### Exercise goal
Leave out the pictures and copy every record exactly.

═════ Material for this exercise

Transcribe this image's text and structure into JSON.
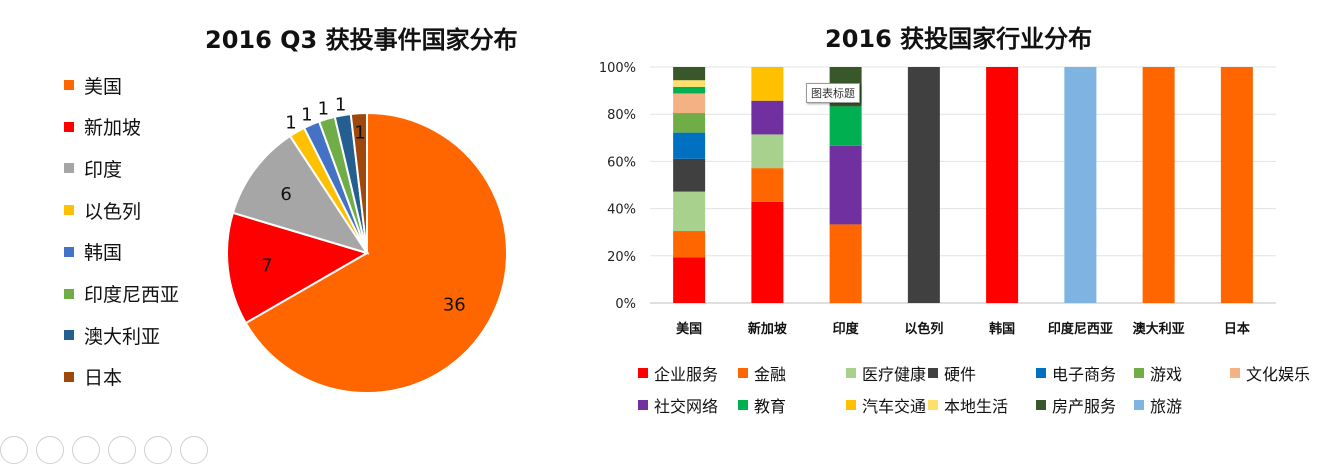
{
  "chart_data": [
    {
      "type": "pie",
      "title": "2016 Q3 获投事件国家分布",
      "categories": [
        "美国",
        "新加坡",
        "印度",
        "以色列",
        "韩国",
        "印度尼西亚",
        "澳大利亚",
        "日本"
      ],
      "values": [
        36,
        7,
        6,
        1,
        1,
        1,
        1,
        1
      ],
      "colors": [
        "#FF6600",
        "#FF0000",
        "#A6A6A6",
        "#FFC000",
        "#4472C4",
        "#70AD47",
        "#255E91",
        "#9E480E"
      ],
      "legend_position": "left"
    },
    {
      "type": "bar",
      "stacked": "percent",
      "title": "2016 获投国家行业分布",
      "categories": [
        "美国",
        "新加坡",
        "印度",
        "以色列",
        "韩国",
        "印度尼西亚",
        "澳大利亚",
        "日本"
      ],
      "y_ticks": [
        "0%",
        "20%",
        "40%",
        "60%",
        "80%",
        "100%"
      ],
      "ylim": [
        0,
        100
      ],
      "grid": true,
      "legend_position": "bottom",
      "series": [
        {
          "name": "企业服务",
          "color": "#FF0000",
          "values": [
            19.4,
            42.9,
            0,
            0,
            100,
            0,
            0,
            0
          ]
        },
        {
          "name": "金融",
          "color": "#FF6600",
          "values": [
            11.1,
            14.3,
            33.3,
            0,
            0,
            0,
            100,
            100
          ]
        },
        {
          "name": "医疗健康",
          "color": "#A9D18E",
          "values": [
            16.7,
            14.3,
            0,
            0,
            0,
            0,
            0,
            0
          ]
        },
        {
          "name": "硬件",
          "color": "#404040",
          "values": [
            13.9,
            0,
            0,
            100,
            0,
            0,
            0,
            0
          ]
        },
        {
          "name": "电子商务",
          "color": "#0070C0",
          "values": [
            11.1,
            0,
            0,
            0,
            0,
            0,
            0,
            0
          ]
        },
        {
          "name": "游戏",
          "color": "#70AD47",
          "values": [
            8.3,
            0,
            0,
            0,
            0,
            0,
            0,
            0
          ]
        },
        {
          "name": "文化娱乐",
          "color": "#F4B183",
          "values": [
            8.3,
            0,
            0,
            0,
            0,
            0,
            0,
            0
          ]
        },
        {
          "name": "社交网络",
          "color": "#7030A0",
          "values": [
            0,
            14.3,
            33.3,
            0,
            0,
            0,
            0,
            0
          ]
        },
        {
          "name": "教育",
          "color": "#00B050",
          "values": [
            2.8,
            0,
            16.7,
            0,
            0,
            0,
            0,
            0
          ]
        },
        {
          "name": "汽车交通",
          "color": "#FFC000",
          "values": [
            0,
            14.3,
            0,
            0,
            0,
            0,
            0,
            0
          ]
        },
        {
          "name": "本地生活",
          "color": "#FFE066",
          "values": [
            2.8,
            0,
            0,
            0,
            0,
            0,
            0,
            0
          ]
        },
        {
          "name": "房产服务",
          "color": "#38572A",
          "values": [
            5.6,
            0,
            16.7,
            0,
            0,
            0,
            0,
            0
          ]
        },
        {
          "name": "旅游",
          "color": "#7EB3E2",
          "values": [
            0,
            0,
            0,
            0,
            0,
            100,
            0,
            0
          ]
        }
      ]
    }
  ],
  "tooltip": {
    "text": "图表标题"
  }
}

══════════

### Answer
Transcribe this image's text and structure into JSON.
{
  "chart_data": [
    {
      "type": "pie",
      "title": "2016 Q3 获投事件国家分布",
      "categories": [
        "美国",
        "新加坡",
        "印度",
        "以色列",
        "韩国",
        "印度尼西亚",
        "澳大利亚",
        "日本"
      ],
      "values": [
        36,
        7,
        6,
        1,
        1,
        1,
        1,
        1
      ],
      "colors": [
        "#FF6600",
        "#FF0000",
        "#A6A6A6",
        "#FFC000",
        "#4472C4",
        "#70AD47",
        "#255E91",
        "#9E480E"
      ],
      "legend_position": "left"
    },
    {
      "type": "bar",
      "stacked": "percent",
      "title": "2016 获投国家行业分布",
      "categories": [
        "美国",
        "新加坡",
        "印度",
        "以色列",
        "韩国",
        "印度尼西亚",
        "澳大利亚",
        "日本"
      ],
      "y_ticks": [
        "0%",
        "20%",
        "40%",
        "60%",
        "80%",
        "100%"
      ],
      "ylim": [
        0,
        100
      ],
      "grid": true,
      "legend_position": "bottom",
      "series": [
        {
          "name": "企业服务",
          "color": "#FF0000",
          "values": [
            19.4,
            42.9,
            0,
            0,
            100,
            0,
            0,
            0
          ]
        },
        {
          "name": "金融",
          "color": "#FF6600",
          "values": [
            11.1,
            14.3,
            33.3,
            0,
            0,
            0,
            100,
            100
          ]
        },
        {
          "name": "医疗健康",
          "color": "#A9D18E",
          "values": [
            16.7,
            14.3,
            0,
            0,
            0,
            0,
            0,
            0
          ]
        },
        {
          "name": "硬件",
          "color": "#404040",
          "values": [
            13.9,
            0,
            0,
            100,
            0,
            0,
            0,
            0
          ]
        },
        {
          "name": "电子商务",
          "color": "#0070C0",
          "values": [
            11.1,
            0,
            0,
            0,
            0,
            0,
            0,
            0
          ]
        },
        {
          "name": "游戏",
          "color": "#70AD47",
          "values": [
            8.3,
            0,
            0,
            0,
            0,
            0,
            0,
            0
          ]
        },
        {
          "name": "文化娱乐",
          "color": "#F4B183",
          "values": [
            8.3,
            0,
            0,
            0,
            0,
            0,
            0,
            0
          ]
        },
        {
          "name": "社交网络",
          "color": "#7030A0",
          "values": [
            0,
            14.3,
            33.3,
            0,
            0,
            0,
            0,
            0
          ]
        },
        {
          "name": "教育",
          "color": "#00B050",
          "values": [
            2.8,
            0,
            16.7,
            0,
            0,
            0,
            0,
            0
          ]
        },
        {
          "name": "汽车交通",
          "color": "#FFC000",
          "values": [
            0,
            14.3,
            0,
            0,
            0,
            0,
            0,
            0
          ]
        },
        {
          "name": "本地生活",
          "color": "#FFE066",
          "values": [
            2.8,
            0,
            0,
            0,
            0,
            0,
            0,
            0
          ]
        },
        {
          "name": "房产服务",
          "color": "#38572A",
          "values": [
            5.6,
            0,
            16.7,
            0,
            0,
            0,
            0,
            0
          ]
        },
        {
          "name": "旅游",
          "color": "#7EB3E2",
          "values": [
            0,
            0,
            0,
            0,
            0,
            100,
            0,
            0
          ]
        }
      ]
    }
  ],
  "tooltip": {
    "text": "图表标题"
  }
}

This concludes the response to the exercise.